Problem details -> Please restate each entry below, word for word.

Collected data

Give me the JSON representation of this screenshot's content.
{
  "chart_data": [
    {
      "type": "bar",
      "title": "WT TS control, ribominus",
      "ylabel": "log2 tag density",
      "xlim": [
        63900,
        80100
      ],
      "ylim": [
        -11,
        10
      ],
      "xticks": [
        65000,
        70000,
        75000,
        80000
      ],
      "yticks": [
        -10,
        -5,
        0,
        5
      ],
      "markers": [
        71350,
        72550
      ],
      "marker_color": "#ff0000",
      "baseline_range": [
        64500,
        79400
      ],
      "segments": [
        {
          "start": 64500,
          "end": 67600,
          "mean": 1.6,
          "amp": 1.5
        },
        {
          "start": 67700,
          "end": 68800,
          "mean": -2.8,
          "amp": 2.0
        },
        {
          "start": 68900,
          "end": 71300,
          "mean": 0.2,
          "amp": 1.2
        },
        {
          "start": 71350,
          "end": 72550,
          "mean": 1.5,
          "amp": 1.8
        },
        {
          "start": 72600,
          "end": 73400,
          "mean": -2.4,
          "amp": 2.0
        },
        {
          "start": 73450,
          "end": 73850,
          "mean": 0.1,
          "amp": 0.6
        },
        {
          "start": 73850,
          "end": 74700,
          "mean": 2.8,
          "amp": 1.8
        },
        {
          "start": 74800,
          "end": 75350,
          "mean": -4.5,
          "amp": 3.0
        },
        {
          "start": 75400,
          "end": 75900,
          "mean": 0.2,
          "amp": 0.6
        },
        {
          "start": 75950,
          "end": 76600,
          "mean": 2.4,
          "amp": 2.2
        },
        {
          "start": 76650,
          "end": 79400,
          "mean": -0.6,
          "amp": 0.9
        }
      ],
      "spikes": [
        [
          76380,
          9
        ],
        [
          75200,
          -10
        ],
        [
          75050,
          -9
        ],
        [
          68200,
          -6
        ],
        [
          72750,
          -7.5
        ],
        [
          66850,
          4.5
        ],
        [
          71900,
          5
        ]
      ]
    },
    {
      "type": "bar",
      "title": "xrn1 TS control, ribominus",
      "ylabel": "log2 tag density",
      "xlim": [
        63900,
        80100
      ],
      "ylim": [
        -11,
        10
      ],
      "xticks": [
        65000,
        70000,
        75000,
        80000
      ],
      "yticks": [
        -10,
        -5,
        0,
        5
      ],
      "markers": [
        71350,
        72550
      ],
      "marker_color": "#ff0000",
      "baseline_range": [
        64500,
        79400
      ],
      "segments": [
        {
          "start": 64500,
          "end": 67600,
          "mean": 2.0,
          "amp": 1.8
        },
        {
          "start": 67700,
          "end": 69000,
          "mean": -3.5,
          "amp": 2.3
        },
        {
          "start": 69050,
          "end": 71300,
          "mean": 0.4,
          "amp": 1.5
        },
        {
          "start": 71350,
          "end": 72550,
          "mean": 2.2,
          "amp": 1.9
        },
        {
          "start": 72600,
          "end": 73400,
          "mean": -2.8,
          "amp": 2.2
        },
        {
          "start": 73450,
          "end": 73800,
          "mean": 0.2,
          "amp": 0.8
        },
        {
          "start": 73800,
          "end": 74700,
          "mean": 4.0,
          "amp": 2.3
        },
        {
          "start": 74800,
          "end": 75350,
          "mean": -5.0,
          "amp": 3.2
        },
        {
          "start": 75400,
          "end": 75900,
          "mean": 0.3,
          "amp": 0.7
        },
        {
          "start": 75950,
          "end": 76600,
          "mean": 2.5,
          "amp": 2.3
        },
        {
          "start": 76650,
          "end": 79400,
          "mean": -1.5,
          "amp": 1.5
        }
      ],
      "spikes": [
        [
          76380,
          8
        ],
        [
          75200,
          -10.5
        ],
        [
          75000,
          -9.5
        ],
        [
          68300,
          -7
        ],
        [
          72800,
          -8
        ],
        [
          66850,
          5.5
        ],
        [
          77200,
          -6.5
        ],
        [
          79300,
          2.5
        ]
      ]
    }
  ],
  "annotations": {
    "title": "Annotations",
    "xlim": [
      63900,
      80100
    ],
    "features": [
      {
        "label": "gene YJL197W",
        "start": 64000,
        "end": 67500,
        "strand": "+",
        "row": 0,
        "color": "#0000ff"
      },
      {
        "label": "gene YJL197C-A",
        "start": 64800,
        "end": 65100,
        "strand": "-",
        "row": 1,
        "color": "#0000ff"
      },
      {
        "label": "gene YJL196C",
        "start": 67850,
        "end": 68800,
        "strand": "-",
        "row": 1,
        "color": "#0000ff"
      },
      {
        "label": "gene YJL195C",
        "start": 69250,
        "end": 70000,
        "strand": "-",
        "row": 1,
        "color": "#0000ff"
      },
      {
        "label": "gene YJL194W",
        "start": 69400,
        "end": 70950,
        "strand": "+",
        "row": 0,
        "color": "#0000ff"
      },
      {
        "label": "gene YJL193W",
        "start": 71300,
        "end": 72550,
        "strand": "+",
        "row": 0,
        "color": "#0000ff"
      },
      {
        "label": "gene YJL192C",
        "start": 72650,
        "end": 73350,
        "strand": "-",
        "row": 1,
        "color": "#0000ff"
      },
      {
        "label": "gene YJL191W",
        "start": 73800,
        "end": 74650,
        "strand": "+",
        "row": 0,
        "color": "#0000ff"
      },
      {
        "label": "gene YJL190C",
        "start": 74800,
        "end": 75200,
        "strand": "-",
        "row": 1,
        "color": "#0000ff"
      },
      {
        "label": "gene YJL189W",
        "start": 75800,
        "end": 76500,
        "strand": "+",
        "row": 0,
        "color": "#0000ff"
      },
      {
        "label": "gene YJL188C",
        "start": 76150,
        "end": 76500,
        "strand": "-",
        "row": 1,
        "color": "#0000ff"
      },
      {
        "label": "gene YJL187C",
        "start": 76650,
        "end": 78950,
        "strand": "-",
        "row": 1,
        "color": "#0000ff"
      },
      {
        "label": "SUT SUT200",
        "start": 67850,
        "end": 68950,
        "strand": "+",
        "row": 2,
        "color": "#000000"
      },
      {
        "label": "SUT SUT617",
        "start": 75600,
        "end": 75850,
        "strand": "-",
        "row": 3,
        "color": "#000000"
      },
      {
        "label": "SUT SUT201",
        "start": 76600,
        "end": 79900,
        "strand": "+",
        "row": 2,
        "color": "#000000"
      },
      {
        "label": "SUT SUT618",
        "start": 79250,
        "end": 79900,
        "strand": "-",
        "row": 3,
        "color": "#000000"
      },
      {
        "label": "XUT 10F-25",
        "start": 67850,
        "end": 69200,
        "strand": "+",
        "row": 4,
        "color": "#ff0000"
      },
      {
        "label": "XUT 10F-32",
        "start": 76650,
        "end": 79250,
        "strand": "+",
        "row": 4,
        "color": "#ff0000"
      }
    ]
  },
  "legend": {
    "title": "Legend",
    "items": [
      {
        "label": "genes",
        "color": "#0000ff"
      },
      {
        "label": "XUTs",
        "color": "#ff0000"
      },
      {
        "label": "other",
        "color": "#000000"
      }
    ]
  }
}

Response box ->
Give me the JSON representation of this screenshot's content.
{
  "chart_data": [
    {
      "type": "bar",
      "title": "WT TS control, ribominus",
      "ylabel": "log2 tag density",
      "xlim": [
        63900,
        80100
      ],
      "ylim": [
        -11,
        10
      ],
      "xticks": [
        65000,
        70000,
        75000,
        80000
      ],
      "yticks": [
        -10,
        -5,
        0,
        5
      ],
      "markers": [
        71350,
        72550
      ],
      "marker_color": "#ff0000",
      "baseline_range": [
        64500,
        79400
      ],
      "segments": [
        {
          "start": 64500,
          "end": 67600,
          "mean": 1.6,
          "amp": 1.5
        },
        {
          "start": 67700,
          "end": 68800,
          "mean": -2.8,
          "amp": 2.0
        },
        {
          "start": 68900,
          "end": 71300,
          "mean": 0.2,
          "amp": 1.2
        },
        {
          "start": 71350,
          "end": 72550,
          "mean": 1.5,
          "amp": 1.8
        },
        {
          "start": 72600,
          "end": 73400,
          "mean": -2.4,
          "amp": 2.0
        },
        {
          "start": 73450,
          "end": 73850,
          "mean": 0.1,
          "amp": 0.6
        },
        {
          "start": 73850,
          "end": 74700,
          "mean": 2.8,
          "amp": 1.8
        },
        {
          "start": 74800,
          "end": 75350,
          "mean": -4.5,
          "amp": 3.0
        },
        {
          "start": 75400,
          "end": 75900,
          "mean": 0.2,
          "amp": 0.6
        },
        {
          "start": 75950,
          "end": 76600,
          "mean": 2.4,
          "amp": 2.2
        },
        {
          "start": 76650,
          "end": 79400,
          "mean": -0.6,
          "amp": 0.9
        }
      ],
      "spikes": [
        [
          76380,
          9
        ],
        [
          75200,
          -10
        ],
        [
          75050,
          -9
        ],
        [
          68200,
          -6
        ],
        [
          72750,
          -7.5
        ],
        [
          66850,
          4.5
        ],
        [
          71900,
          5
        ]
      ]
    },
    {
      "type": "bar",
      "title": "xrn1 TS control, ribominus",
      "ylabel": "log2 tag density",
      "xlim": [
        63900,
        80100
      ],
      "ylim": [
        -11,
        10
      ],
      "xticks": [
        65000,
        70000,
        75000,
        80000
      ],
      "yticks": [
        -10,
        -5,
        0,
        5
      ],
      "markers": [
        71350,
        72550
      ],
      "marker_color": "#ff0000",
      "baseline_range": [
        64500,
        79400
      ],
      "segments": [
        {
          "start": 64500,
          "end": 67600,
          "mean": 2.0,
          "amp": 1.8
        },
        {
          "start": 67700,
          "end": 69000,
          "mean": -3.5,
          "amp": 2.3
        },
        {
          "start": 69050,
          "end": 71300,
          "mean": 0.4,
          "amp": 1.5
        },
        {
          "start": 71350,
          "end": 72550,
          "mean": 2.2,
          "amp": 1.9
        },
        {
          "start": 72600,
          "end": 73400,
          "mean": -2.8,
          "amp": 2.2
        },
        {
          "start": 73450,
          "end": 73800,
          "mean": 0.2,
          "amp": 0.8
        },
        {
          "start": 73800,
          "end": 74700,
          "mean": 4.0,
          "amp": 2.3
        },
        {
          "start": 74800,
          "end": 75350,
          "mean": -5.0,
          "amp": 3.2
        },
        {
          "start": 75400,
          "end": 75900,
          "mean": 0.3,
          "amp": 0.7
        },
        {
          "start": 75950,
          "end": 76600,
          "mean": 2.5,
          "amp": 2.3
        },
        {
          "start": 76650,
          "end": 79400,
          "mean": -1.5,
          "amp": 1.5
        }
      ],
      "spikes": [
        [
          76380,
          8
        ],
        [
          75200,
          -10.5
        ],
        [
          75000,
          -9.5
        ],
        [
          68300,
          -7
        ],
        [
          72800,
          -8
        ],
        [
          66850,
          5.5
        ],
        [
          77200,
          -6.5
        ],
        [
          79300,
          2.5
        ]
      ]
    }
  ],
  "annotations": {
    "title": "Annotations",
    "xlim": [
      63900,
      80100
    ],
    "features": [
      {
        "label": "gene YJL197W",
        "start": 64000,
        "end": 67500,
        "strand": "+",
        "row": 0,
        "color": "#0000ff"
      },
      {
        "label": "gene YJL197C-A",
        "start": 64800,
        "end": 65100,
        "strand": "-",
        "row": 1,
        "color": "#0000ff"
      },
      {
        "label": "gene YJL196C",
        "start": 67850,
        "end": 68800,
        "strand": "-",
        "row": 1,
        "color": "#0000ff"
      },
      {
        "label": "gene YJL195C",
        "start": 69250,
        "end": 70000,
        "strand": "-",
        "row": 1,
        "color": "#0000ff"
      },
      {
        "label": "gene YJL194W",
        "start": 69400,
        "end": 70950,
        "strand": "+",
        "row": 0,
        "color": "#0000ff"
      },
      {
        "label": "gene YJL193W",
        "start": 71300,
        "end": 72550,
        "strand": "+",
        "row": 0,
        "color": "#0000ff"
      },
      {
        "label": "gene YJL192C",
        "start": 72650,
        "end": 73350,
        "strand": "-",
        "row": 1,
        "color": "#0000ff"
      },
      {
        "label": "gene YJL191W",
        "start": 73800,
        "end": 74650,
        "strand": "+",
        "row": 0,
        "color": "#0000ff"
      },
      {
        "label": "gene YJL190C",
        "start": 74800,
        "end": 75200,
        "strand": "-",
        "row": 1,
        "color": "#0000ff"
      },
      {
        "label": "gene YJL189W",
        "start": 75800,
        "end": 76500,
        "strand": "+",
        "row": 0,
        "color": "#0000ff"
      },
      {
        "label": "gene YJL188C",
        "start": 76150,
        "end": 76500,
        "strand": "-",
        "row": 1,
        "color": "#0000ff"
      },
      {
        "label": "gene YJL187C",
        "start": 76650,
        "end": 78950,
        "strand": "-",
        "row": 1,
        "color": "#0000ff"
      },
      {
        "label": "SUT SUT200",
        "start": 67850,
        "end": 68950,
        "strand": "+",
        "row": 2,
        "color": "#000000"
      },
      {
        "label": "SUT SUT617",
        "start": 75600,
        "end": 75850,
        "strand": "-",
        "row": 3,
        "color": "#000000"
      },
      {
        "label": "SUT SUT201",
        "start": 76600,
        "end": 79900,
        "strand": "+",
        "row": 2,
        "color": "#000000"
      },
      {
        "label": "SUT SUT618",
        "start": 79250,
        "end": 79900,
        "strand": "-",
        "row": 3,
        "color": "#000000"
      },
      {
        "label": "XUT 10F-25",
        "start": 67850,
        "end": 69200,
        "strand": "+",
        "row": 4,
        "color": "#ff0000"
      },
      {
        "label": "XUT 10F-32",
        "start": 76650,
        "end": 79250,
        "strand": "+",
        "row": 4,
        "color": "#ff0000"
      }
    ]
  },
  "legend": {
    "title": "Legend",
    "items": [
      {
        "label": "genes",
        "color": "#0000ff"
      },
      {
        "label": "XUTs",
        "color": "#ff0000"
      },
      {
        "label": "other",
        "color": "#000000"
      }
    ]
  }
}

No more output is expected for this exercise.